## REQUIREMENTS
The entries below should be given again exactly, minus their pictures.

## LISTING

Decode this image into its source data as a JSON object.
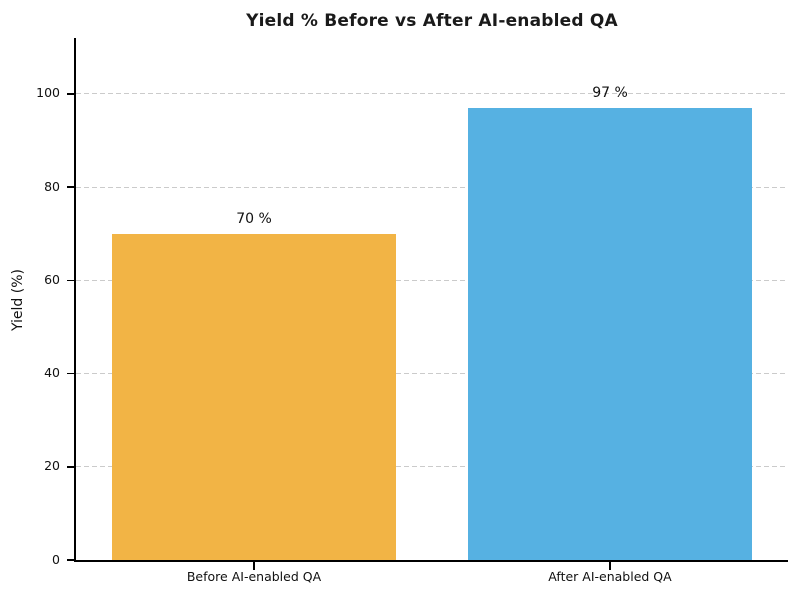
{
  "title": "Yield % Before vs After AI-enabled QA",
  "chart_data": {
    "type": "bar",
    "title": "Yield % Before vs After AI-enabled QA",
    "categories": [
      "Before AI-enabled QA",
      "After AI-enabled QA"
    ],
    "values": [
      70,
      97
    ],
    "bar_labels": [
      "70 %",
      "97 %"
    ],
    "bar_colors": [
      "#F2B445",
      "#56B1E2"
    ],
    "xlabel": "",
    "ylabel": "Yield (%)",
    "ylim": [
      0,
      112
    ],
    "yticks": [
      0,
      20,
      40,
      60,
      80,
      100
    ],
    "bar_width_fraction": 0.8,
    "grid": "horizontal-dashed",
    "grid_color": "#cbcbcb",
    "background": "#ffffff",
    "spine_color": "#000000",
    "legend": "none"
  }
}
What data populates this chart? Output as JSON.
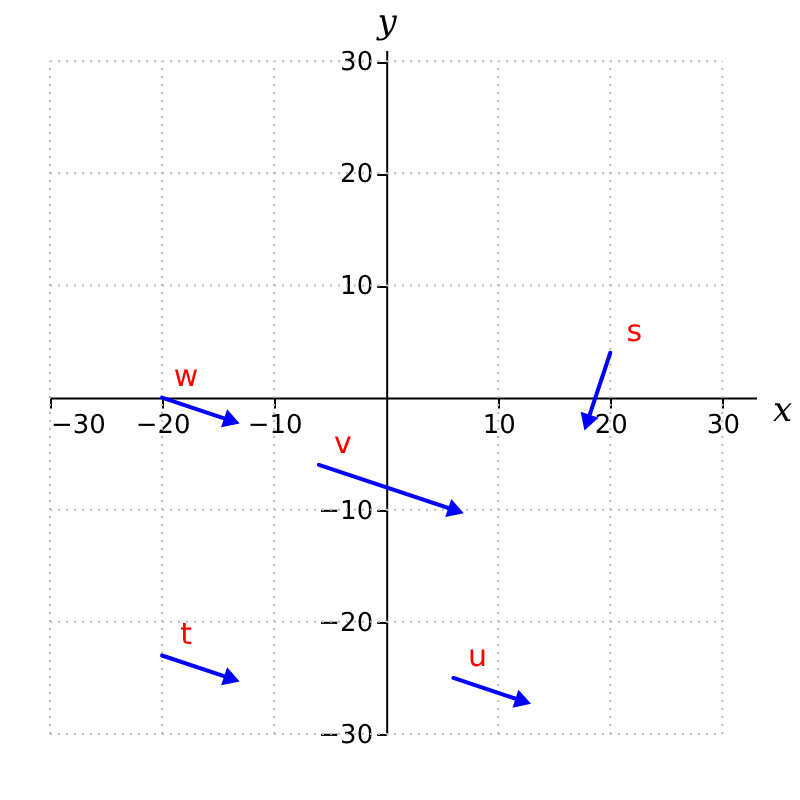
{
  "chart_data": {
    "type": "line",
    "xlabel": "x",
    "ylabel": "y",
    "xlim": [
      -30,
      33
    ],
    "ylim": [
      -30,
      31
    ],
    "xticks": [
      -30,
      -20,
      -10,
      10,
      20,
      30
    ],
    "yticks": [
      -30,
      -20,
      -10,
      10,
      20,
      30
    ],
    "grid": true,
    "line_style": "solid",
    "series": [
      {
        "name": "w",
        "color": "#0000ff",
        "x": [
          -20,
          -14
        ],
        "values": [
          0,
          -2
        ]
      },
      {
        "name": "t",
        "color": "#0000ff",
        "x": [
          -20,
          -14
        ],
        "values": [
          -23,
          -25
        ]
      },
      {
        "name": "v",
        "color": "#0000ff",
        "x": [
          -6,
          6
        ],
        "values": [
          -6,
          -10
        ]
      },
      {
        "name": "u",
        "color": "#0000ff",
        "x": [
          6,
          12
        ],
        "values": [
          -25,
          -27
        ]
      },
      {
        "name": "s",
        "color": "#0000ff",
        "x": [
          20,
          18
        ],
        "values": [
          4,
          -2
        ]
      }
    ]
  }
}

## EXPECTED OUTPUT
Decode this image into its source data as a JSON object.
{
  "title": "Yield % Before vs After AI-enabled QA",
  "chart_data": {
    "type": "bar",
    "title": "Yield % Before vs After AI-enabled QA",
    "categories": [
      "Before AI-enabled QA",
      "After AI-enabled QA"
    ],
    "values": [
      70,
      97
    ],
    "bar_labels": [
      "70 %",
      "97 %"
    ],
    "bar_colors": [
      "#F2B445",
      "#56B1E2"
    ],
    "xlabel": "",
    "ylabel": "Yield (%)",
    "ylim": [
      0,
      112
    ],
    "yticks": [
      0,
      20,
      40,
      60,
      80,
      100
    ],
    "bar_width_fraction": 0.8,
    "grid": "horizontal-dashed",
    "grid_color": "#cbcbcb",
    "background": "#ffffff",
    "spine_color": "#000000",
    "legend": "none"
  }
}
What data populates this chart? Output as JSON.
{
  "chart_data": {
    "type": "line",
    "xlabel": "x",
    "ylabel": "y",
    "xlim": [
      -30,
      33
    ],
    "ylim": [
      -30,
      31
    ],
    "xticks": [
      -30,
      -20,
      -10,
      10,
      20,
      30
    ],
    "yticks": [
      -30,
      -20,
      -10,
      10,
      20,
      30
    ],
    "grid": true,
    "line_style": "solid",
    "series": [
      {
        "name": "w",
        "color": "#0000ff",
        "x": [
          -20,
          -14
        ],
        "values": [
          0,
          -2
        ]
      },
      {
        "name": "t",
        "color": "#0000ff",
        "x": [
          -20,
          -14
        ],
        "values": [
          -23,
          -25
        ]
      },
      {
        "name": "v",
        "color": "#0000ff",
        "x": [
          -6,
          6
        ],
        "values": [
          -6,
          -10
        ]
      },
      {
        "name": "u",
        "color": "#0000ff",
        "x": [
          6,
          12
        ],
        "values": [
          -25,
          -27
        ]
      },
      {
        "name": "s",
        "color": "#0000ff",
        "x": [
          20,
          18
        ],
        "values": [
          4,
          -2
        ]
      }
    ]
  }
}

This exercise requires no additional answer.